* _Task description_:
Your copy of the material below should match it exactly, except that it holds no pictures.

>>>

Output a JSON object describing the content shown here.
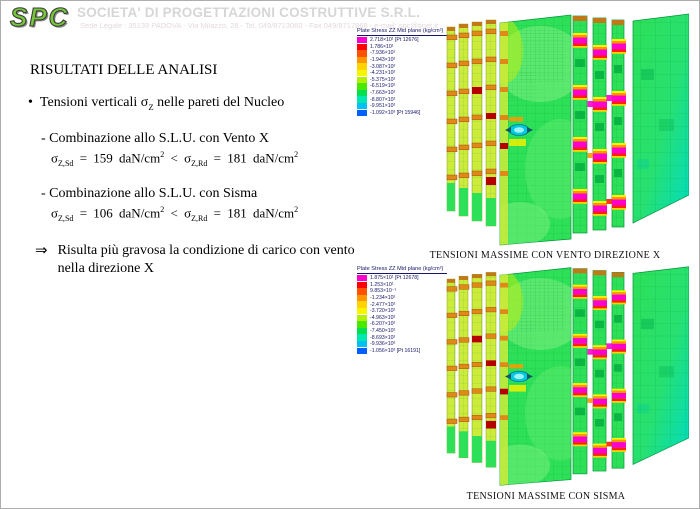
{
  "header": {
    "logo_text": "SPC",
    "company_name": "SOCIETA' DI PROGETTAZIONI COSTRUTTIVE S.R.L.",
    "company_address": "Sede Legale : 35139 PADOVA - Via Milazzo, 28 - Tel. 049/8713060 - Fax 049/8717868 - e-mail: spc@tinet.it"
  },
  "content": {
    "title": "RISULTATI DELLE ANALISI",
    "bullet": {
      "marker": "•",
      "pre": "Tensioni verticali ",
      "sigma": "σ",
      "sub": "Z",
      "post": " nelle pareti del Nucleo"
    },
    "combo_vento": {
      "label": "- Combinazione allo S.L.U. con Vento X",
      "formula": {
        "sigma": "σ",
        "sub_sd": "Z,Sd",
        "eq_sd": " = 159 daN/cm",
        "sup": "2",
        "lt": " < ",
        "sub_rd": "Z,Rd",
        "eq_rd": " = 181 daN/cm"
      }
    },
    "combo_sisma": {
      "label": "- Combinazione allo S.L.U. con Sisma",
      "formula": {
        "sigma": "σ",
        "sub_sd": "Z,Sd",
        "eq_sd": " = 106 daN/cm",
        "sup": "2",
        "lt": " < ",
        "sub_rd": "Z,Rd",
        "eq_rd": " = 181 daN/cm"
      }
    },
    "conclusion": {
      "arrow": "⇒",
      "text": "Risulta più gravosa la condizione di carico con vento nella direzione X"
    }
  },
  "figures": [
    {
      "caption": "TENSIONI MASSIME CON VENTO DIREZIONE X",
      "legend_title": "Plate Stress ZZ Mid plane (kg/cm²)",
      "legend_entries": [
        {
          "color": "#ff00cc",
          "label": "2.718×10¹ [Pt 12676]"
        },
        {
          "color": "#ff0000",
          "label": "1.786×10¹"
        },
        {
          "color": "#ff5200",
          "label": "-7.936×10¹"
        },
        {
          "color": "#ff9600",
          "label": "-1.943×10²"
        },
        {
          "color": "#ffd200",
          "label": "-3.087×10²"
        },
        {
          "color": "#f6f600",
          "label": "-4.231×10²"
        },
        {
          "color": "#b0f000",
          "label": "-5.375×10²"
        },
        {
          "color": "#48e800",
          "label": "-6.519×10²"
        },
        {
          "color": "#00e050",
          "label": "-7.663×10²"
        },
        {
          "color": "#00e8b0",
          "label": "-8.807×10²"
        },
        {
          "color": "#00c0f8",
          "label": "-9.951×10²"
        },
        {
          "color": "#0060ff",
          "label": "-1.092×10³ [Pt 15946]"
        }
      ]
    },
    {
      "caption": "TENSIONI MASSIME CON SISMA",
      "legend_title": "Plate Stress ZZ Mid plane (kg/cm²)",
      "legend_entries": [
        {
          "color": "#ff00cc",
          "label": "1.875×10¹ [Pt 12678]"
        },
        {
          "color": "#ff0000",
          "label": "1.253×10¹"
        },
        {
          "color": "#ff5200",
          "label": "9.853×10⁻¹"
        },
        {
          "color": "#ff9600",
          "label": "-1.234×10²"
        },
        {
          "color": "#ffd200",
          "label": "-2.477×10²"
        },
        {
          "color": "#f6f600",
          "label": "-3.720×10²"
        },
        {
          "color": "#b0f000",
          "label": "-4.963×10²"
        },
        {
          "color": "#48e800",
          "label": "-6.207×10²"
        },
        {
          "color": "#00e050",
          "label": "-7.450×10²"
        },
        {
          "color": "#00e8b0",
          "label": "-8.693×10²"
        },
        {
          "color": "#00c0f8",
          "label": "-9.936×10²"
        },
        {
          "color": "#0060ff",
          "label": "-1.056×10³ [Pt 16191]"
        }
      ]
    }
  ],
  "colors": {
    "logo_green": "#76c838",
    "fem_green": "#2ee058",
    "hotspot_magenta": "#ff00cc",
    "legend_text_navy": "#15156b"
  }
}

<<<

* _Reply to the exercise_:
Output a JSON object describing the content shown here.
{
  "header": {
    "logo_text": "SPC",
    "company_name": "SOCIETA' DI PROGETTAZIONI COSTRUTTIVE S.R.L.",
    "company_address": "Sede Legale : 35139 PADOVA - Via Milazzo, 28 - Tel. 049/8713060 - Fax 049/8717868 - e-mail: spc@tinet.it"
  },
  "content": {
    "title": "RISULTATI DELLE ANALISI",
    "bullet": {
      "marker": "•",
      "pre": "Tensioni verticali ",
      "sigma": "σ",
      "sub": "Z",
      "post": " nelle pareti del Nucleo"
    },
    "combo_vento": {
      "label": "- Combinazione allo S.L.U. con Vento X",
      "formula": {
        "sigma": "σ",
        "sub_sd": "Z,Sd",
        "eq_sd": " = 159 daN/cm",
        "sup": "2",
        "lt": " < ",
        "sub_rd": "Z,Rd",
        "eq_rd": " = 181 daN/cm"
      }
    },
    "combo_sisma": {
      "label": "- Combinazione allo S.L.U. con Sisma",
      "formula": {
        "sigma": "σ",
        "sub_sd": "Z,Sd",
        "eq_sd": " = 106 daN/cm",
        "sup": "2",
        "lt": " < ",
        "sub_rd": "Z,Rd",
        "eq_rd": " = 181 daN/cm"
      }
    },
    "conclusion": {
      "arrow": "⇒",
      "text": "Risulta più gravosa la condizione di carico con vento nella direzione X"
    }
  },
  "figures": [
    {
      "caption": "TENSIONI MASSIME CON VENTO DIREZIONE X",
      "legend_title": "Plate Stress ZZ Mid plane (kg/cm²)",
      "legend_entries": [
        {
          "color": "#ff00cc",
          "label": "2.718×10¹ [Pt 12676]"
        },
        {
          "color": "#ff0000",
          "label": "1.786×10¹"
        },
        {
          "color": "#ff5200",
          "label": "-7.936×10¹"
        },
        {
          "color": "#ff9600",
          "label": "-1.943×10²"
        },
        {
          "color": "#ffd200",
          "label": "-3.087×10²"
        },
        {
          "color": "#f6f600",
          "label": "-4.231×10²"
        },
        {
          "color": "#b0f000",
          "label": "-5.375×10²"
        },
        {
          "color": "#48e800",
          "label": "-6.519×10²"
        },
        {
          "color": "#00e050",
          "label": "-7.663×10²"
        },
        {
          "color": "#00e8b0",
          "label": "-8.807×10²"
        },
        {
          "color": "#00c0f8",
          "label": "-9.951×10²"
        },
        {
          "color": "#0060ff",
          "label": "-1.092×10³ [Pt 15946]"
        }
      ]
    },
    {
      "caption": "TENSIONI MASSIME CON SISMA",
      "legend_title": "Plate Stress ZZ Mid plane (kg/cm²)",
      "legend_entries": [
        {
          "color": "#ff00cc",
          "label": "1.875×10¹ [Pt 12678]"
        },
        {
          "color": "#ff0000",
          "label": "1.253×10¹"
        },
        {
          "color": "#ff5200",
          "label": "9.853×10⁻¹"
        },
        {
          "color": "#ff9600",
          "label": "-1.234×10²"
        },
        {
          "color": "#ffd200",
          "label": "-2.477×10²"
        },
        {
          "color": "#f6f600",
          "label": "-3.720×10²"
        },
        {
          "color": "#b0f000",
          "label": "-4.963×10²"
        },
        {
          "color": "#48e800",
          "label": "-6.207×10²"
        },
        {
          "color": "#00e050",
          "label": "-7.450×10²"
        },
        {
          "color": "#00e8b0",
          "label": "-8.693×10²"
        },
        {
          "color": "#00c0f8",
          "label": "-9.936×10²"
        },
        {
          "color": "#0060ff",
          "label": "-1.056×10³ [Pt 16191]"
        }
      ]
    }
  ],
  "colors": {
    "logo_green": "#76c838",
    "fem_green": "#2ee058",
    "hotspot_magenta": "#ff00cc",
    "legend_text_navy": "#15156b"
  }
}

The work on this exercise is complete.